(Dataset records)
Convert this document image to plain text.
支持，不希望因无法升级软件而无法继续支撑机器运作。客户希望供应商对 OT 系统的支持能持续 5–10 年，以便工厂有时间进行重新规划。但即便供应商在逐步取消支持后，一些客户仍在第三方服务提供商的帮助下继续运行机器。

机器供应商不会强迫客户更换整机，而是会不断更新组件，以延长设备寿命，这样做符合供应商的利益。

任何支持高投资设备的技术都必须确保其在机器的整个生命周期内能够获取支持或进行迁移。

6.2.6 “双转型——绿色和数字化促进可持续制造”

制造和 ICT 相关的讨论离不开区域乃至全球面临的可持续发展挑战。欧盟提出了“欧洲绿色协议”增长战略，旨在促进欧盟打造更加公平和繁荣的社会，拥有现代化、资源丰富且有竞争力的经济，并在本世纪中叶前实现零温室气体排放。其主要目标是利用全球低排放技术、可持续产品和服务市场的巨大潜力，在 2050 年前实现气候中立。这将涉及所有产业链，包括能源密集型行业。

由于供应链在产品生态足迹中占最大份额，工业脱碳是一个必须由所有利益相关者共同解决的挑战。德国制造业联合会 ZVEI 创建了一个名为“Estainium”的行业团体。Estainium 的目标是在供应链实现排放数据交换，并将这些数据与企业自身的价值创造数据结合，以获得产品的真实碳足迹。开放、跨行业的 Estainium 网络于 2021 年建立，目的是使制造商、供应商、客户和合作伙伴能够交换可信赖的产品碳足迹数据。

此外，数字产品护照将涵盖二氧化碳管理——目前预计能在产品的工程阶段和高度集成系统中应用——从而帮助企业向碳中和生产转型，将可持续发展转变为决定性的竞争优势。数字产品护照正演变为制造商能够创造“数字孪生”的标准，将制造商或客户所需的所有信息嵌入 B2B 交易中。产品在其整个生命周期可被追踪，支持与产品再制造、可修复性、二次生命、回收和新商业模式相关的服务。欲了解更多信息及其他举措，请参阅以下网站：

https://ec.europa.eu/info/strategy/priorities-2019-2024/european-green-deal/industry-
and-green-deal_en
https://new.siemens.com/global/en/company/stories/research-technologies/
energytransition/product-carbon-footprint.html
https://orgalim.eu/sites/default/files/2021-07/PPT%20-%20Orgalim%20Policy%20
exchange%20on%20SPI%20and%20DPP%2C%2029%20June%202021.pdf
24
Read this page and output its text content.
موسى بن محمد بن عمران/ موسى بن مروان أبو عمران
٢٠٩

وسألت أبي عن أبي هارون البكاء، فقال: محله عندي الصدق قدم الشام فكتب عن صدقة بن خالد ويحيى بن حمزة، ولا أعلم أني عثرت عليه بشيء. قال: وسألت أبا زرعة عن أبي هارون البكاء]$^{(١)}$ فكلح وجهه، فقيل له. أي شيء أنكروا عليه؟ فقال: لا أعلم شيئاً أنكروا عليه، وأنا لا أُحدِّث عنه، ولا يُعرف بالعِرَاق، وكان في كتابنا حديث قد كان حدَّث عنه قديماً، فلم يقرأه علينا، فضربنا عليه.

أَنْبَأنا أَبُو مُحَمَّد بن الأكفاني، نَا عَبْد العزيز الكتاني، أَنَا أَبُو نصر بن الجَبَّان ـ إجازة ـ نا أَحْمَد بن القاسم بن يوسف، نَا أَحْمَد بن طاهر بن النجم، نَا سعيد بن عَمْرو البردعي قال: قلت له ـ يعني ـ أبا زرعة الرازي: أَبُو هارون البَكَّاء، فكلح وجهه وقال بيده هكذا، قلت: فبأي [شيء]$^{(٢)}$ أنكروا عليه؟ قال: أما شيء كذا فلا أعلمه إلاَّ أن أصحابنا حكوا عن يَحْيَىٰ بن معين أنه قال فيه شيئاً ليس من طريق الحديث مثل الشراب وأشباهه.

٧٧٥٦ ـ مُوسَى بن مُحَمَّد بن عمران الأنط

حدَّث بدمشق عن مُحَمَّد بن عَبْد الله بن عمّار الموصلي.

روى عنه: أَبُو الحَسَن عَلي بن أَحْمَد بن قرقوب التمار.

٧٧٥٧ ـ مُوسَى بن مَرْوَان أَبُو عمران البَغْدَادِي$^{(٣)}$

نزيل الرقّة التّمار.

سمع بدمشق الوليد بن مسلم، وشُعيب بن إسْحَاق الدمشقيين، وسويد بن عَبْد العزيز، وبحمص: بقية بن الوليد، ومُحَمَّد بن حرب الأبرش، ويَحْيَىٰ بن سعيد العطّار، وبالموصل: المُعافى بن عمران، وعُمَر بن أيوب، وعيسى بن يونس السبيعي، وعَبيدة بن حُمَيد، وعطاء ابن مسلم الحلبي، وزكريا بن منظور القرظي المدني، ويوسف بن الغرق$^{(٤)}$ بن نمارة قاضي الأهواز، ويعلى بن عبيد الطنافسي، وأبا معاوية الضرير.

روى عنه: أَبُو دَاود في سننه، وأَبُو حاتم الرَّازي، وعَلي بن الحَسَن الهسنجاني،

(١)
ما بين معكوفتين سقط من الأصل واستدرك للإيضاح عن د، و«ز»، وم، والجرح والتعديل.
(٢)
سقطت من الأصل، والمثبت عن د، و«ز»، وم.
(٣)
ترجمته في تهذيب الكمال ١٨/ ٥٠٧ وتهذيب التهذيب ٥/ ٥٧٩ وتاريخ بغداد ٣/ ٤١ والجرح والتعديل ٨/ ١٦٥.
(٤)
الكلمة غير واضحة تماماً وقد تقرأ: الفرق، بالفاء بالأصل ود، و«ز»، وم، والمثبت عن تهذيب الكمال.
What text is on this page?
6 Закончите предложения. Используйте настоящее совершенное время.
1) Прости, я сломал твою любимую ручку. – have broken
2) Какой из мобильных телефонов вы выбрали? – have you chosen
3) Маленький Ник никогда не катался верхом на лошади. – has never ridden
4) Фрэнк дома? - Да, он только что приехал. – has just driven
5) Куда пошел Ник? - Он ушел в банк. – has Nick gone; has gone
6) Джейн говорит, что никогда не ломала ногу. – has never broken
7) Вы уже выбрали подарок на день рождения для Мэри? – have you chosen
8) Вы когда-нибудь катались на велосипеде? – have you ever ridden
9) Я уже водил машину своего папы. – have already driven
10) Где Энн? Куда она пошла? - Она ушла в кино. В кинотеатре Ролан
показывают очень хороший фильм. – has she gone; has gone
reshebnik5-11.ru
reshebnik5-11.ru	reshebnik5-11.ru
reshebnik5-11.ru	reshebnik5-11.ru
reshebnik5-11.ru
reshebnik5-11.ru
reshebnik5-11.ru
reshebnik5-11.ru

**What is required**
The answer is the number of lines in the preceding material that hold "والجرح"; write that number and nothing else.

**The solution**
2